Print the line containing "Enumerate this screenshot's" and each line after it through the end, please, with nothing added.

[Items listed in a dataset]
────────────────
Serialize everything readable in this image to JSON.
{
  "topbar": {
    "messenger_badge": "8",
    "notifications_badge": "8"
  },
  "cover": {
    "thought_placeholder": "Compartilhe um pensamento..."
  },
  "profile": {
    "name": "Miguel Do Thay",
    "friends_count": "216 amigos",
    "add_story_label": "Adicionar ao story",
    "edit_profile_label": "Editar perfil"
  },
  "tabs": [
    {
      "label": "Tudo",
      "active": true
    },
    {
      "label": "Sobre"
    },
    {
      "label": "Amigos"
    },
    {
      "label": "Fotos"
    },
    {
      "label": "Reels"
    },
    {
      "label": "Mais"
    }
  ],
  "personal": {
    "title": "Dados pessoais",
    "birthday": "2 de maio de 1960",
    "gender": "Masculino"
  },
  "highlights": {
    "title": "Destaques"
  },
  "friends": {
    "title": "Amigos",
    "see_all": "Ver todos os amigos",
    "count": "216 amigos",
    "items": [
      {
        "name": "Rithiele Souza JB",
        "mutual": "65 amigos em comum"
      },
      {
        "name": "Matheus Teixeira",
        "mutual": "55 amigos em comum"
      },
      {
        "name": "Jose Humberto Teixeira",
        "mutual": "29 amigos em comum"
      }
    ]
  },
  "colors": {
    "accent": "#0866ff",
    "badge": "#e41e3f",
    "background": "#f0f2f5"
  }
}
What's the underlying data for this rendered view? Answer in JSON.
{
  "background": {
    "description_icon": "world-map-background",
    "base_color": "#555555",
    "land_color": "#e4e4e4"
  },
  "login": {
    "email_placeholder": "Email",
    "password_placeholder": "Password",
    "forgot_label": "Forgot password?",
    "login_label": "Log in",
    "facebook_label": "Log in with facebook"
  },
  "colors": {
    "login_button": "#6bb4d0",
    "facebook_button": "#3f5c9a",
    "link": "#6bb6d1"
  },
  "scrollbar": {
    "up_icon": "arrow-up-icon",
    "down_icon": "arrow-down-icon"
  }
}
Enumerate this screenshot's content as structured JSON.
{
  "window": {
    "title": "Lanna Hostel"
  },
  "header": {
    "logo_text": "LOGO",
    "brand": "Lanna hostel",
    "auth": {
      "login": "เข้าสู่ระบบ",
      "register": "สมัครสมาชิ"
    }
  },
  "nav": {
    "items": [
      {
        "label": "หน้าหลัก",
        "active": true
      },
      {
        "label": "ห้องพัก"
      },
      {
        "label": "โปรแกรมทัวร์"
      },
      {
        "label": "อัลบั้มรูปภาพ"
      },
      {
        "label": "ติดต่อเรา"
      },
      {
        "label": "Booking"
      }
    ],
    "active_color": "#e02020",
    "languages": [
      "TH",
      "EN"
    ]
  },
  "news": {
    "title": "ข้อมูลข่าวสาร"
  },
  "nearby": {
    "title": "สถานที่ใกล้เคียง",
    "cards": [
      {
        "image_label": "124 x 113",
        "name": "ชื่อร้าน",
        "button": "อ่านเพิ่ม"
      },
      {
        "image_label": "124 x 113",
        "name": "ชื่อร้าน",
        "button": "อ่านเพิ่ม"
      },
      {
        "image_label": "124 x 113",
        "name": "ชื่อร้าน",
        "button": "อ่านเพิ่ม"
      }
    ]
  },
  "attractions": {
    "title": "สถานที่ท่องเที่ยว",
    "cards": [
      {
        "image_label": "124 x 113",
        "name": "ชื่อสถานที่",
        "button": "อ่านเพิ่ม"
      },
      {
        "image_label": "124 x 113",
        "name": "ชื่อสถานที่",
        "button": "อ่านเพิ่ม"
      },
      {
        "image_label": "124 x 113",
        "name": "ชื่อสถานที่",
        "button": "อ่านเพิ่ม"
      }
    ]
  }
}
────────────────
§ Response below
Enumerate this screenshot's content as structured JSON.
{
  "window": {
    "title": "Lanna Hostel"
  },
  "header": {
    "logo_text": "LOGO",
    "brand": "Lanna hostel",
    "auth": {
      "login": "เข้าสู่ระบบ",
      "register": "สมัครสมาชิ"
    }
  },
  "nav": {
    "items": [
      {
        "label": "หน้าหลัก",
        "active": true
      },
      {
        "label": "ห้องพัก"
      },
      {
        "label": "โปรแกรมทัวร์"
      },
      {
        "label": "อัลบั้มรูปภาพ"
      },
      {
        "label": "ติดต่อเรา"
      },
      {
        "label": "Booking"
      }
    ],
    "active_color": "#e02020",
    "languages": [
      "TH",
      "EN"
    ]
  },
  "news": {
    "title": "ข้อมูลข่าวสาร"
  },
  "nearby": {
    "title": "สถานที่ใกล้เคียง",
    "cards": [
      {
        "image_label": "124 x 113",
        "name": "ชื่อร้าน",
        "button": "อ่านเพิ่ม"
      },
      {
        "image_label": "124 x 113",
        "name": "ชื่อร้าน",
        "button": "อ่านเพิ่ม"
      },
      {
        "image_label": "124 x 113",
        "name": "ชื่อร้าน",
        "button": "อ่านเพิ่ม"
      }
    ]
  },
  "attractions": {
    "title": "สถานที่ท่องเที่ยว",
    "cards": [
      {
        "image_label": "124 x 113",
        "name": "ชื่อสถานที่",
        "button": "อ่านเพิ่ม"
      },
      {
        "image_label": "124 x 113",
        "name": "ชื่อสถานที่",
        "button": "อ่านเพิ่ม"
      },
      {
        "image_label": "124 x 113",
        "name": "ชื่อสถานที่",
        "button": "อ่านเพิ่ม"
      }
    ]
  }
}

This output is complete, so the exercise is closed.